[start of Records]

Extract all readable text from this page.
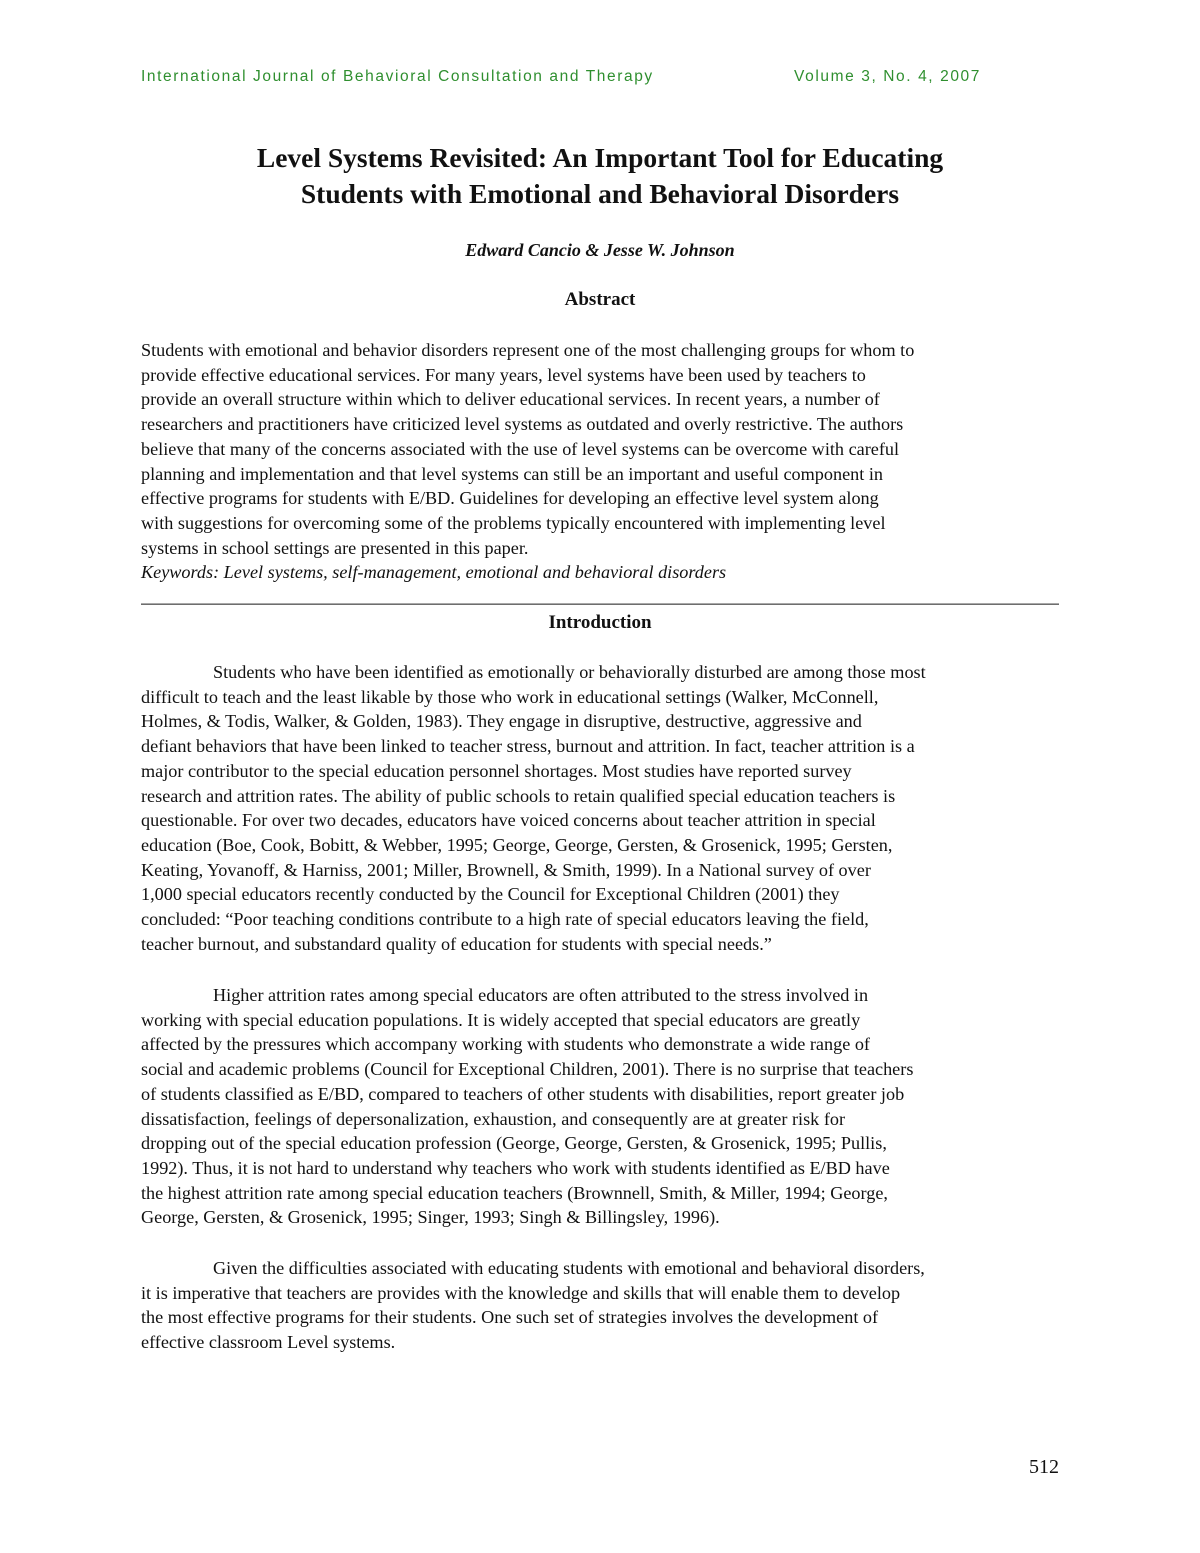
International Journal of Behavioral Consultation and Therapy	Volume 3, No. 4, 2007
Level Systems Revisited: An Important Tool for Educating
Students with Emotional and Behavioral Disorders
Edward Cancio & Jesse W. Johnson
Abstract
Students with emotional and behavior disorders represent one of the most challenging groups for whom to
provide effective educational services. For many years, level systems have been used by teachers to
provide an overall structure within which to deliver educational services. In recent years, a number of
researchers and practitioners have criticized level systems as outdated and overly restrictive. The authors
believe that many of the concerns associated with the use of level systems can be overcome with careful
planning and implementation and that level systems can still be an important and useful component in
effective programs for students with E/BD. Guidelines for developing an effective level system along
with suggestions for overcoming some of the problems typically encountered with implementing level
systems in school settings are presented in this paper.
Keywords: Level systems, self-management, emotional and behavioral disorders
Introduction
Students who have been identified as emotionally or behaviorally disturbed are among those most
difficult to teach and the least likable by those who work in educational settings (Walker, McConnell,
Holmes, & Todis, Walker, & Golden, 1983). They engage in disruptive, destructive, aggressive and
defiant behaviors that have been linked to teacher stress, burnout and attrition. In fact, teacher attrition is a
major contributor to the special education personnel shortages. Most studies have reported survey
research and attrition rates. The ability of public schools to retain qualified special education teachers is
questionable. For over two decades, educators have voiced concerns about teacher attrition in special
education (Boe, Cook, Bobitt, & Webber, 1995; George, George, Gersten, & Grosenick, 1995; Gersten,
Keating, Yovanoff, & Harniss, 2001; Miller, Brownell, & Smith, 1999). In a National survey of over
1,000 special educators recently conducted by the Council for Exceptional Children (2001) they
concluded: “Poor teaching conditions contribute to a high rate of special educators leaving the field,
teacher burnout, and substandard quality of education for students with special needs.”
Higher attrition rates among special educators are often attributed to the stress involved in
working with special education populations. It is widely accepted that special educators are greatly
affected by the pressures which accompany working with students who demonstrate a wide range of
social and academic problems (Council for Exceptional Children, 2001). There is no surprise that teachers
of students classified as E/BD, compared to teachers of other students with disabilities, report greater job
dissatisfaction, feelings of depersonalization, exhaustion, and consequently are at greater risk for
dropping out of the special education profession (George, George, Gersten, & Grosenick, 1995; Pullis,
1992). Thus, it is not hard to understand why teachers who work with students identified as E/BD have
the highest attrition rate among special education teachers (Brownnell, Smith, & Miller, 1994; George,
George, Gersten, & Grosenick, 1995; Singer, 1993; Singh & Billingsley, 1996).
Given the difficulties associated with educating students with emotional and behavioral disorders,
it is imperative that teachers are provides with the knowledge and skills that will enable them to develop
the most effective programs for their students. One such set of strategies involves the development of
effective classroom Level systems.
512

[end of Records]

* [Given problem]: Say how many lines in this listing hold the string "settings", giving the count and nothing more.

* [Answer to this task]: 2